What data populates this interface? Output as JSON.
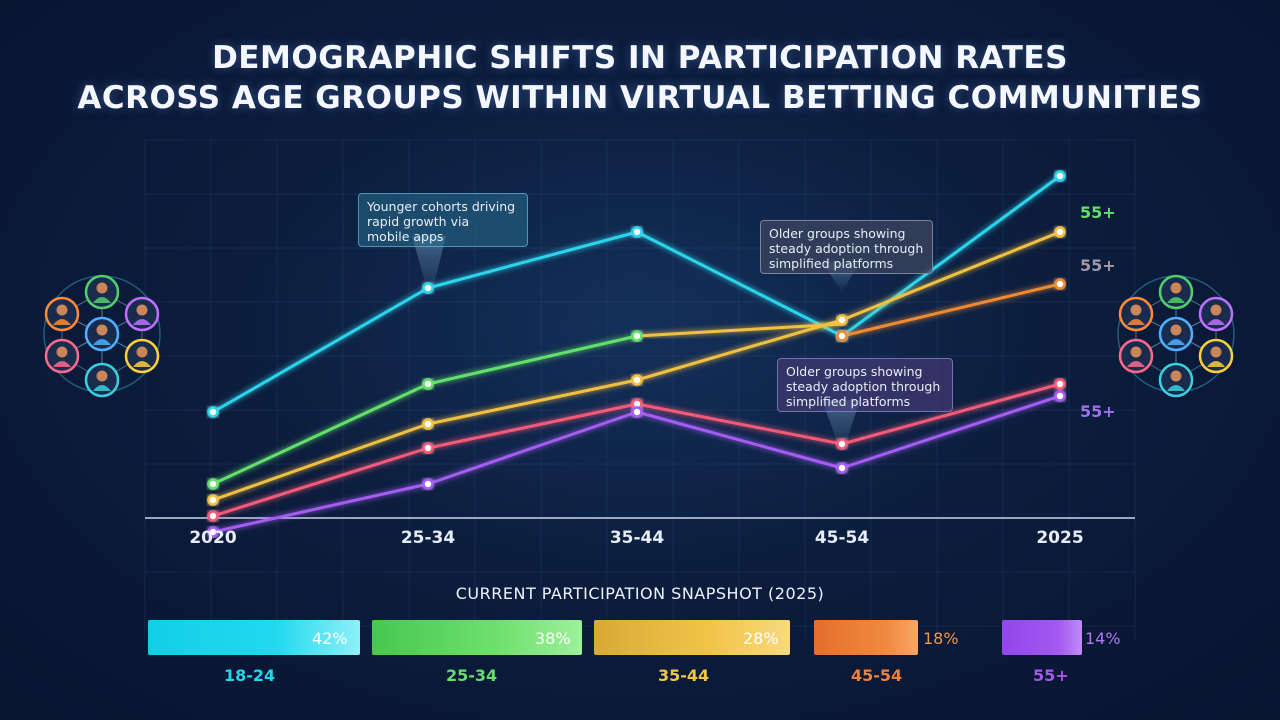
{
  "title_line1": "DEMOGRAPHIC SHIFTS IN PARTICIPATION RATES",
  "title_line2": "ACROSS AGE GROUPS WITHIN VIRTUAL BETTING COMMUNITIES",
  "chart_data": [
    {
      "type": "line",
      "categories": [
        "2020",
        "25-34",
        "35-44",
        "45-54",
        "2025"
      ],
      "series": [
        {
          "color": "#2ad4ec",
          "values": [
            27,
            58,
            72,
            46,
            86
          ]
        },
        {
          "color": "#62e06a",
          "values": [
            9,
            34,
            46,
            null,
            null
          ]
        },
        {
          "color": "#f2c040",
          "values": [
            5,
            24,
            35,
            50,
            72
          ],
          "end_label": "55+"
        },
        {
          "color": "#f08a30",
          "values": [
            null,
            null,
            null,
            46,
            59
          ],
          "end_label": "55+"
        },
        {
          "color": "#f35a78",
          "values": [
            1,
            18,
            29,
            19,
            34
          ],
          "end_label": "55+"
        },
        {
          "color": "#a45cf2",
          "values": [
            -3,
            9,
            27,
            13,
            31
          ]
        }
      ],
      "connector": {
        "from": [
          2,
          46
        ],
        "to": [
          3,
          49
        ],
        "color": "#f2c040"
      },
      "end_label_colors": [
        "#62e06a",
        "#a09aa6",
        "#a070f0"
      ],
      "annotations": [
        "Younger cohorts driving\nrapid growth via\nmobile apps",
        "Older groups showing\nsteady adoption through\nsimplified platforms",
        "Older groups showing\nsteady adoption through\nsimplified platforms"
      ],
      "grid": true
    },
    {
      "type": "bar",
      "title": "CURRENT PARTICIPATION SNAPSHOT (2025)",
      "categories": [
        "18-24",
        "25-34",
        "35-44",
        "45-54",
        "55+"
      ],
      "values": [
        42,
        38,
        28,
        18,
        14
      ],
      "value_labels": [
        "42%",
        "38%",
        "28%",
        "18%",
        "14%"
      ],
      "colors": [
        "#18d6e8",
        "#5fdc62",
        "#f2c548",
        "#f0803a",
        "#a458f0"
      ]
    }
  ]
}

------------------------------------------------

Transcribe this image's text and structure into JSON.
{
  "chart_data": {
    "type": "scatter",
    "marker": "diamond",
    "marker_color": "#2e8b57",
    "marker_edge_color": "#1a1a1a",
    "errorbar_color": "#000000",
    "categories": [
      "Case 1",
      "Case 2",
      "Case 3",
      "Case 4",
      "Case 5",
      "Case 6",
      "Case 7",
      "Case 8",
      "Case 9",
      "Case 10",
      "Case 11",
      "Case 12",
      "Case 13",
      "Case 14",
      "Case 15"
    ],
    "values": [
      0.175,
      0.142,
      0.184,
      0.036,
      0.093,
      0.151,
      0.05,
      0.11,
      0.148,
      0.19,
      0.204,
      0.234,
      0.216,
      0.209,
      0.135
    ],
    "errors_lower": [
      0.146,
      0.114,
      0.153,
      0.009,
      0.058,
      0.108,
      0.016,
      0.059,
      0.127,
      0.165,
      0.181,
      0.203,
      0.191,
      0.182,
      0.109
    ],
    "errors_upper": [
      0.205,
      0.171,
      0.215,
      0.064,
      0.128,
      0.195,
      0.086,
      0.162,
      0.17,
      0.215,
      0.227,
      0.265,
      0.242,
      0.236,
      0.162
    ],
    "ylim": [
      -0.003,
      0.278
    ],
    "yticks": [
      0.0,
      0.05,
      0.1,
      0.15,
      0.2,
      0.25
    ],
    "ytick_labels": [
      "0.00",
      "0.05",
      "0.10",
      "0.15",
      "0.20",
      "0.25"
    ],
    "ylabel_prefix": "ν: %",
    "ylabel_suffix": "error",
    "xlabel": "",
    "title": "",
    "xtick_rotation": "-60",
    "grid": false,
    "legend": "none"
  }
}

------------------------------------------------

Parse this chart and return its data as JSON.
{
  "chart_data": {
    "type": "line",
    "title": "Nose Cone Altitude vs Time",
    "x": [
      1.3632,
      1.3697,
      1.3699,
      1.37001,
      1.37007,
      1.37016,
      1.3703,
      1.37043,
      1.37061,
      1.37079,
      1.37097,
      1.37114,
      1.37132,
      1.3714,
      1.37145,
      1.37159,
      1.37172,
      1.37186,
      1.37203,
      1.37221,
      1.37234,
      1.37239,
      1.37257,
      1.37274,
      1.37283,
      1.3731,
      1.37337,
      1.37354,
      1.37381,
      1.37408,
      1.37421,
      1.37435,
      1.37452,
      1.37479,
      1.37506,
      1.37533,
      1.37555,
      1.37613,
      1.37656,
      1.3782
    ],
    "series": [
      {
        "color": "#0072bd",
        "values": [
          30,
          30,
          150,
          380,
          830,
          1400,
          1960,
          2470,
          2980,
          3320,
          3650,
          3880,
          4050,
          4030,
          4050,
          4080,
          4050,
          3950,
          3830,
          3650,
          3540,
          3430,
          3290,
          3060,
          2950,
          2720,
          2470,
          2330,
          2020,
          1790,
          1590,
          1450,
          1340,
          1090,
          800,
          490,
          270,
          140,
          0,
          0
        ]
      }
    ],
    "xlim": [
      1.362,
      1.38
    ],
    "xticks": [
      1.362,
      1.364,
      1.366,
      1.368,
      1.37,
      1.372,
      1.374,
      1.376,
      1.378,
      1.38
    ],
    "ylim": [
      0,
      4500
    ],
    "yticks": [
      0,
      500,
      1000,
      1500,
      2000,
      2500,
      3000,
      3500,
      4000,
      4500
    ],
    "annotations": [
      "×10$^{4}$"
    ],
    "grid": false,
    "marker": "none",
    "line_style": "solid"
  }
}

------------------------------------------------

▶ [Required work]: Read the entries above, then pull out the lines that include "type".

▶ [The result]:
      "type": "line",
      "type": "bar",
    "type": "scatter",
    "type": "line",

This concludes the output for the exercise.